▶ _TASK_
Every line below that contains "coordinate" is to be copied.

* * * * *

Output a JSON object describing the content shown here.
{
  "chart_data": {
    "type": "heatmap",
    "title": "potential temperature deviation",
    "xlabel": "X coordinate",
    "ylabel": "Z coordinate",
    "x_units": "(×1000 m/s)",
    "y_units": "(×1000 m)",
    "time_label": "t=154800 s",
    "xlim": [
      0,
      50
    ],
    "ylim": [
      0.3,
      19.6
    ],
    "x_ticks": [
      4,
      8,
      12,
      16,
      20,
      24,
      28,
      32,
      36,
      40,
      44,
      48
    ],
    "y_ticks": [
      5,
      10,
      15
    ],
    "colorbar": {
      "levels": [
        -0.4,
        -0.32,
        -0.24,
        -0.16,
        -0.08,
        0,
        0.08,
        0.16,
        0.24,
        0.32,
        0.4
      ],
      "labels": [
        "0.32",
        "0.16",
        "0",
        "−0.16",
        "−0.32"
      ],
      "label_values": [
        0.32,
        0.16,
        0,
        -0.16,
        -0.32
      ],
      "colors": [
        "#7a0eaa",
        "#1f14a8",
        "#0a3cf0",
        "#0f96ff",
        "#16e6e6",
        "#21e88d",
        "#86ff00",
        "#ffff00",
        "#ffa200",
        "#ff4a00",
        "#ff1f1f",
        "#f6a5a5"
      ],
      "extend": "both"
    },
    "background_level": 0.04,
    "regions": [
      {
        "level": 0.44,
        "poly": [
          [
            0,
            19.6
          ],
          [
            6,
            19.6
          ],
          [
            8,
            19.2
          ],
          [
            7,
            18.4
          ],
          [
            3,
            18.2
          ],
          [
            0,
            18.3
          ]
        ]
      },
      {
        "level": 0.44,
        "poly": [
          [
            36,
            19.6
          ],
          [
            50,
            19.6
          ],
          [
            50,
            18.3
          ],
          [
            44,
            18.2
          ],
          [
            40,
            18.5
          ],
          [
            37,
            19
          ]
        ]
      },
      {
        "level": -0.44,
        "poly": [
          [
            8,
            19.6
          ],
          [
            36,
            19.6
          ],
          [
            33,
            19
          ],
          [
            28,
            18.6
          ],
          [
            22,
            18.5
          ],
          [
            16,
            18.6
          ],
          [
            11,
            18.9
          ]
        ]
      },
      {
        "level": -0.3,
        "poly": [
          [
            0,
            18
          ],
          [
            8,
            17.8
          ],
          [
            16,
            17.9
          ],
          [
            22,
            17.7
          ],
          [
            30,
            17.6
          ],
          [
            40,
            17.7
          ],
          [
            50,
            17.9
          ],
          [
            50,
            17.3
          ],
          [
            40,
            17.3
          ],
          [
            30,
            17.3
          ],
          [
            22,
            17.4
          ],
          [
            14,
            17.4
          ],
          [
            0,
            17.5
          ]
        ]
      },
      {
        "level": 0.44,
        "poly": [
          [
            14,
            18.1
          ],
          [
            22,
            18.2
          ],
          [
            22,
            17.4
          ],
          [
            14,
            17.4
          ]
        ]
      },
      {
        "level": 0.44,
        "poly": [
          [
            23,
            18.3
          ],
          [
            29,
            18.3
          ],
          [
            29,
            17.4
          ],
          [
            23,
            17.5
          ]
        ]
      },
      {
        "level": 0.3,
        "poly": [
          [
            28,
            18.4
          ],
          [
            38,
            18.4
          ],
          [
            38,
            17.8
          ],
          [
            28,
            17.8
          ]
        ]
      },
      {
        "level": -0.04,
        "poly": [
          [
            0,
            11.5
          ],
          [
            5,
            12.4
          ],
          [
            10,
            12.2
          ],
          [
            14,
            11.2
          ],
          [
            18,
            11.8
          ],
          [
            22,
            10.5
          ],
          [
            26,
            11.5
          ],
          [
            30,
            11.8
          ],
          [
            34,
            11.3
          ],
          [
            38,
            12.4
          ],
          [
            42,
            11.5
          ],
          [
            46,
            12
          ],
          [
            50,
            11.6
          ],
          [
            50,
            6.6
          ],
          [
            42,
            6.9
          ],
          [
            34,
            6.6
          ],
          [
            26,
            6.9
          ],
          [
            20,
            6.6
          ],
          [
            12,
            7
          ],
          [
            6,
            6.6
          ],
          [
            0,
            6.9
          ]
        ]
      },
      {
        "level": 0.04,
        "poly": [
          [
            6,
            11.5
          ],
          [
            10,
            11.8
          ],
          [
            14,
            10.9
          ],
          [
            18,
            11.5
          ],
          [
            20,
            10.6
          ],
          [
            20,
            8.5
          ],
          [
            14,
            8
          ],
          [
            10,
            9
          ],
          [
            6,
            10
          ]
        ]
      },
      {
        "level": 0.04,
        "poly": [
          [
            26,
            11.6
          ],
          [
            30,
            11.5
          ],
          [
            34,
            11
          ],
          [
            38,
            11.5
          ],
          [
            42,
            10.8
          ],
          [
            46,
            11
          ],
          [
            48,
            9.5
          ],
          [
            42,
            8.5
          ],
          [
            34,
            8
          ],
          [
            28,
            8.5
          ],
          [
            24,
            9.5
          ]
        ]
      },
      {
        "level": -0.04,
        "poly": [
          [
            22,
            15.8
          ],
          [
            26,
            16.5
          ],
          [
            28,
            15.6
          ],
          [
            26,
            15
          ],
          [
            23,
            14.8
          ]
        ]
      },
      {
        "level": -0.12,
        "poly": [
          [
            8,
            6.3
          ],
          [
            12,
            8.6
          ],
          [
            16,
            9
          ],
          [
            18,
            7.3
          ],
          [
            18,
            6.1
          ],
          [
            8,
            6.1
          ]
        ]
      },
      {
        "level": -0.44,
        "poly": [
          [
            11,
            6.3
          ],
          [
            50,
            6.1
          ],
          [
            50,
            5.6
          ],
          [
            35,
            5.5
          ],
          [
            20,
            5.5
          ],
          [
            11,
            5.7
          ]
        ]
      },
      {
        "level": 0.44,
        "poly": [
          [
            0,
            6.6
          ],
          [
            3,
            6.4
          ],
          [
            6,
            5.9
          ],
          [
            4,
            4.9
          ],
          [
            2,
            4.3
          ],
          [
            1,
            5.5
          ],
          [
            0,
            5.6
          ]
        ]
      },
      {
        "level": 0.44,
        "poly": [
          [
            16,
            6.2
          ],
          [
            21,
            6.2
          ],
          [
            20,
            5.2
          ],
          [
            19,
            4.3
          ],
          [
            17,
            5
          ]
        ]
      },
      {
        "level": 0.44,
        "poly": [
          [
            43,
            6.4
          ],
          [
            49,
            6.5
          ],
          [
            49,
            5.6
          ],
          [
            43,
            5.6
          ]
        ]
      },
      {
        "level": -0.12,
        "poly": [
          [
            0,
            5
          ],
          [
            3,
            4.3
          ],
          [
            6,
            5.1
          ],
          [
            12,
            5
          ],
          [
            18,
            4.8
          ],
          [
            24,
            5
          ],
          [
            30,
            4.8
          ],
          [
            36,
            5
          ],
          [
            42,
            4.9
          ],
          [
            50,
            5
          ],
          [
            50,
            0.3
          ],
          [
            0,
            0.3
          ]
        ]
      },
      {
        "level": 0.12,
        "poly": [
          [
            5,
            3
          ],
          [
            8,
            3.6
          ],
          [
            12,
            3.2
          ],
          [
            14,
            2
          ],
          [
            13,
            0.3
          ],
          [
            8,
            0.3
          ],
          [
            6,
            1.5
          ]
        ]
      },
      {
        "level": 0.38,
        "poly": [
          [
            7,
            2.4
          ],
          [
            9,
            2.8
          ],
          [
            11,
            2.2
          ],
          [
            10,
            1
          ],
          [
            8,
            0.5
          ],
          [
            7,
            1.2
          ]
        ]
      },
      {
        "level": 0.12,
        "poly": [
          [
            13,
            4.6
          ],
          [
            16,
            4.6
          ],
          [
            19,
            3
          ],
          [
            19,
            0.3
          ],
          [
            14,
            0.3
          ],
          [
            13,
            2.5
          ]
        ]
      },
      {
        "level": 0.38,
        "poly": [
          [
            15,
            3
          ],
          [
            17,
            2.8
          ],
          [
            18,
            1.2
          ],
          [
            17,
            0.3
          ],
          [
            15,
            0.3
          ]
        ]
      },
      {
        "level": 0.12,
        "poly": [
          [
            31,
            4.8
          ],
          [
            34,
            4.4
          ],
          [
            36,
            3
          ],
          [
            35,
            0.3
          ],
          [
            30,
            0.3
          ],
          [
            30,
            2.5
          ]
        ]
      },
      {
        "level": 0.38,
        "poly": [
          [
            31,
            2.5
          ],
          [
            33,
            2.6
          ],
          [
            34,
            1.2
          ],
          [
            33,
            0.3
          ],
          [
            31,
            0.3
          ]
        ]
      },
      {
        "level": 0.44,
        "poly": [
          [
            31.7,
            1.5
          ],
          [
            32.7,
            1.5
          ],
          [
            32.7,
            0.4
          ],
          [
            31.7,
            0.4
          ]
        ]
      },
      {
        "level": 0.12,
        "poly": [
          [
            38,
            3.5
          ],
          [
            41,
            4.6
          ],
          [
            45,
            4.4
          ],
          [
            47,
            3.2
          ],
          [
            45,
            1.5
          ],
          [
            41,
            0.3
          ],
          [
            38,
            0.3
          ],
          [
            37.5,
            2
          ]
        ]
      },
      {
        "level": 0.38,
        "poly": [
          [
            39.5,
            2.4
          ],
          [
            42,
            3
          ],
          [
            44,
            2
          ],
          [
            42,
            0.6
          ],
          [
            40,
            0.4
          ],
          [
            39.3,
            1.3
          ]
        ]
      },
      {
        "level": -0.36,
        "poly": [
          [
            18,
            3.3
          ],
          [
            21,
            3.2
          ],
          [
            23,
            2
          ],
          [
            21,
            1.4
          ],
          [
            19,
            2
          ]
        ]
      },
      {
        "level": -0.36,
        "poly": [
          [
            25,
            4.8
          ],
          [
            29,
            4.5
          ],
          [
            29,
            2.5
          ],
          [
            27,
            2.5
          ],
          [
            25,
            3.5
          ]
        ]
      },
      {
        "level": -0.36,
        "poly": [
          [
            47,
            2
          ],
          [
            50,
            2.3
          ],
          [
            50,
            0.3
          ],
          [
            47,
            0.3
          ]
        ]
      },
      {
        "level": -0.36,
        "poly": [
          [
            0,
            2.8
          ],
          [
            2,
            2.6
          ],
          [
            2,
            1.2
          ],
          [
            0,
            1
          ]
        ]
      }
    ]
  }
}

* * * * *

▶ _THE SOLUTION_
    "xlabel": "X coordinate",
    "ylabel": "Z coordinate",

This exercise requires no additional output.